In this exercise, return the whole listing exactly, excluding any images.

=====

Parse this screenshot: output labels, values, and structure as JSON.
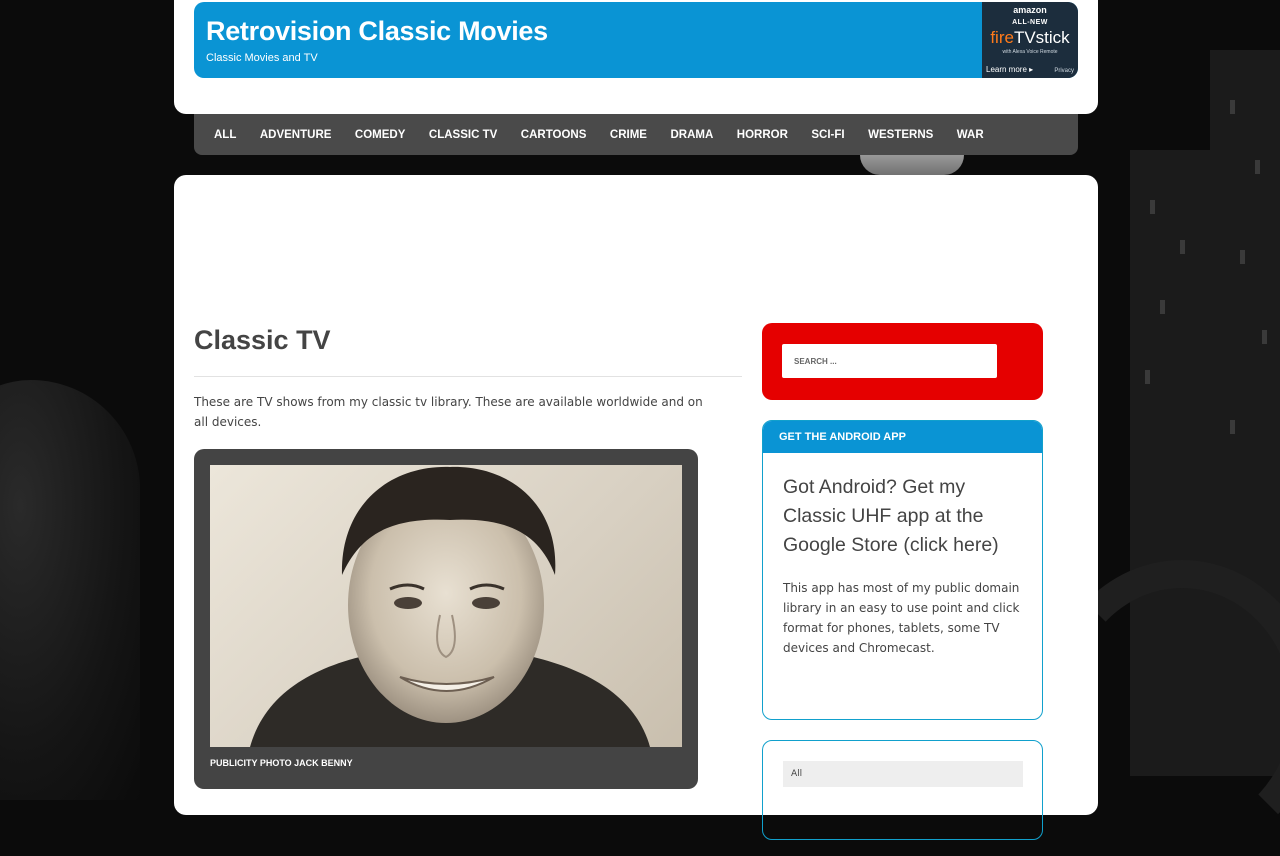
{
  "site": {
    "title": "Retrovision Classic Movies",
    "tagline": "Classic Movies and TV"
  },
  "ad": {
    "brand": "amazon",
    "all_new": "ALL-NEW",
    "product_fire": "fire",
    "product_rest": "TVstick",
    "sub": "with Alexa Voice Remote",
    "learn_more": "Learn more ▸",
    "privacy": "Privacy"
  },
  "nav": {
    "items": [
      "ALL",
      "ADVENTURE",
      "COMEDY",
      "CLASSIC TV",
      "CARTOONS",
      "CRIME",
      "DRAMA",
      "HORROR",
      "SCI-FI",
      "WESTERNS",
      "WAR"
    ]
  },
  "main": {
    "page_title": "Classic TV",
    "intro": "These are TV shows from my classic tv library. These are available worldwide and on all devices.",
    "post": {
      "caption": "PUBLICITY PHOTO JACK BENNY"
    }
  },
  "sidebar": {
    "search": {
      "placeholder": "SEARCH ..."
    },
    "android_widget": {
      "header": "GET THE ANDROID APP",
      "link": "Got Android? Get my Classic UHF app at the Google Store (click here)",
      "text": "This app has most of my public domain library in an easy to use point and click format for phones, tablets, some TV devices and Chromecast."
    },
    "categories_widget": {
      "selected": "All"
    }
  },
  "colors": {
    "accent_blue": "#0a94d4",
    "search_red": "#e50000",
    "nav_gray": "#4a4a4a",
    "background": "#0b0b0b"
  }
}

=====

> [Written answer]:
Parse this screenshot: output labels, values, and structure as JSON.
{
  "site": {
    "title": "Retrovision Classic Movies",
    "tagline": "Classic Movies and TV"
  },
  "ad": {
    "brand": "amazon",
    "all_new": "ALL-NEW",
    "product_fire": "fire",
    "product_rest": "TVstick",
    "sub": "with Alexa Voice Remote",
    "learn_more": "Learn more ▸",
    "privacy": "Privacy"
  },
  "nav": {
    "items": [
      "ALL",
      "ADVENTURE",
      "COMEDY",
      "CLASSIC TV",
      "CARTOONS",
      "CRIME",
      "DRAMA",
      "HORROR",
      "SCI-FI",
      "WESTERNS",
      "WAR"
    ]
  },
  "main": {
    "page_title": "Classic TV",
    "intro": "These are TV shows from my classic tv library. These are available worldwide and on all devices.",
    "post": {
      "caption": "PUBLICITY PHOTO JACK BENNY"
    }
  },
  "sidebar": {
    "search": {
      "placeholder": "SEARCH ..."
    },
    "android_widget": {
      "header": "GET THE ANDROID APP",
      "link": "Got Android? Get my Classic UHF app at the Google Store (click here)",
      "text": "This app has most of my public domain library in an easy to use point and click format for phones, tablets, some TV devices and Chromecast."
    },
    "categories_widget": {
      "selected": "All"
    }
  },
  "colors": {
    "accent_blue": "#0a94d4",
    "search_red": "#e50000",
    "nav_gray": "#4a4a4a",
    "background": "#0b0b0b"
  }
}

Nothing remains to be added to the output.